### WRITTEN TASK
State how many lines hold the word "chambres", with no other words.

--- START ---

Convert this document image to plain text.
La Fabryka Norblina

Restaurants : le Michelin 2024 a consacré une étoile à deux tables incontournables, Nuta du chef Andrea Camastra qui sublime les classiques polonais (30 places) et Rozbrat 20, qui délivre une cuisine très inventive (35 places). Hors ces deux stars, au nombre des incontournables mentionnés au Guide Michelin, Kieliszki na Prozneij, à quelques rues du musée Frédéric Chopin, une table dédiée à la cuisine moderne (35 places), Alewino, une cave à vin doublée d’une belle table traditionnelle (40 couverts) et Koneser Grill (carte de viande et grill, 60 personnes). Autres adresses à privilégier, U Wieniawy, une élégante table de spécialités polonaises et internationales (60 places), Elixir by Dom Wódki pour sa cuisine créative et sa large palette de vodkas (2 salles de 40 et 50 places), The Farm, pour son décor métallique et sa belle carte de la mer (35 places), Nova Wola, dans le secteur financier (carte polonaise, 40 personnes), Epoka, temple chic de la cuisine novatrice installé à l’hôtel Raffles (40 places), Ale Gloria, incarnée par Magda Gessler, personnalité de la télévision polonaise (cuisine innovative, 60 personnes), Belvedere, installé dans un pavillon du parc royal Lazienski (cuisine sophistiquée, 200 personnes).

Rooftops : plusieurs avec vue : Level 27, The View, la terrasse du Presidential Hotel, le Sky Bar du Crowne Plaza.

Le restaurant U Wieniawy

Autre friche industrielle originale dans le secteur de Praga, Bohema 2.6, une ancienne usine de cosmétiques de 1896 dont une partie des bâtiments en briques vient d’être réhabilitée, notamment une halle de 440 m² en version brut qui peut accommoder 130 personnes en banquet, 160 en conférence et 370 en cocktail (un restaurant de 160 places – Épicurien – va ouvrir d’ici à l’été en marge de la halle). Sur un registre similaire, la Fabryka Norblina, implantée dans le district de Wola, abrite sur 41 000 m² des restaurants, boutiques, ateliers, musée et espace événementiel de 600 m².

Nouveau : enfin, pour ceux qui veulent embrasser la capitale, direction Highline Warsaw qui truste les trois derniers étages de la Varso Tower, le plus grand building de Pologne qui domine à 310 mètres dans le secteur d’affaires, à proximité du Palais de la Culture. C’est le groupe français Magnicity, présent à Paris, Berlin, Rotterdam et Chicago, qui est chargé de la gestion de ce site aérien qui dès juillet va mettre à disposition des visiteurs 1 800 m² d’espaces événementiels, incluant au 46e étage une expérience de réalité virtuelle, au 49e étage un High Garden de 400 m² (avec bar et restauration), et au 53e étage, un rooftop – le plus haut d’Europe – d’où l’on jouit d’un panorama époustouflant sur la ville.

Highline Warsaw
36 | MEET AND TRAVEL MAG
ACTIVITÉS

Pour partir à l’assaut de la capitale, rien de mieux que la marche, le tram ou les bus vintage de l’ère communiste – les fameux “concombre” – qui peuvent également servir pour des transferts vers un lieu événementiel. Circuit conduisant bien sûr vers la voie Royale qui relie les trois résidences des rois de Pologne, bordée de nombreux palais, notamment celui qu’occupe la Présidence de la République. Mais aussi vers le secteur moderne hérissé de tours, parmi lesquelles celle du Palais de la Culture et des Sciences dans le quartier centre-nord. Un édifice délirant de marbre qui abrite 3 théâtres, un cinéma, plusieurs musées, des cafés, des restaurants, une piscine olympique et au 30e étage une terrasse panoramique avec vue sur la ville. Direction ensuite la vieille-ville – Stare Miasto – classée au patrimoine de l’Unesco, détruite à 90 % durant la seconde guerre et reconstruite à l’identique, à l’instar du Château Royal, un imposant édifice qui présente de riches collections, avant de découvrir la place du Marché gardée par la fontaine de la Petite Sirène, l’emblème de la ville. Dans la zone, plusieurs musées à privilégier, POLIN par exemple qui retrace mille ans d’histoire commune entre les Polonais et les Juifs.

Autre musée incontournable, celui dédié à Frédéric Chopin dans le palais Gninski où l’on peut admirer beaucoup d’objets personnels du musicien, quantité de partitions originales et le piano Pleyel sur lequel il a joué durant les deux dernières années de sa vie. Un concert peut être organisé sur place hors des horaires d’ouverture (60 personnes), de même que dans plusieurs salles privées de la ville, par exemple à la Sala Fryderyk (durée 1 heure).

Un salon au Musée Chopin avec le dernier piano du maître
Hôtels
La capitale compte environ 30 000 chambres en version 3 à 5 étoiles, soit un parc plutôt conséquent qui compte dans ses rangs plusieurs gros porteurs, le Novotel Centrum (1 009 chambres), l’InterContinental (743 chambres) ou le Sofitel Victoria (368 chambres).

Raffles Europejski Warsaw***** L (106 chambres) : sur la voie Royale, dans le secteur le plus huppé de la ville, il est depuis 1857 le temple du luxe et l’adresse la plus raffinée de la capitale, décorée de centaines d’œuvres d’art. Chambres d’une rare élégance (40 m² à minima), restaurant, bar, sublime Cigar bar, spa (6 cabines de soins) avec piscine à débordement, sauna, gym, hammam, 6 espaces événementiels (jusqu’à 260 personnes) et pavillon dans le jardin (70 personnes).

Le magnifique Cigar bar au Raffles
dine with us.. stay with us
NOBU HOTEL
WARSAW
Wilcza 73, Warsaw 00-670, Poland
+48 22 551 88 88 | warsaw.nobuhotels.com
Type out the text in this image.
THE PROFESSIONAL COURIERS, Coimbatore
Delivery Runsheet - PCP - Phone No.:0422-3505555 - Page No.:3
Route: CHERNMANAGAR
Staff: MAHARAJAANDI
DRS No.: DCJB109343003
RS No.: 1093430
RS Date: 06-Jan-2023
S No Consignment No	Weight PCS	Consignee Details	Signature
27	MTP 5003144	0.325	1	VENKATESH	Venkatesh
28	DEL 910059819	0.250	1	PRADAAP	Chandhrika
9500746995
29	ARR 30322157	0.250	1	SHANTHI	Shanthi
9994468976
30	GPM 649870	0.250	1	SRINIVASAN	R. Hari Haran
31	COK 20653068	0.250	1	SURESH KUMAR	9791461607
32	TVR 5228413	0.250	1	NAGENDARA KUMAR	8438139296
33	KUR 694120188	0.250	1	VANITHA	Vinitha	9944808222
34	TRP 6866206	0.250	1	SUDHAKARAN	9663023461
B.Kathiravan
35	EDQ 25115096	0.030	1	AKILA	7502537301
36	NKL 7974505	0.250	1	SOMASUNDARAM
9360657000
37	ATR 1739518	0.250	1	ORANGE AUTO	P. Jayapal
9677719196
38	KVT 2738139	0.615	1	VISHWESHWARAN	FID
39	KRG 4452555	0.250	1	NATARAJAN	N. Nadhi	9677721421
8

--- END ---

### RESULT
2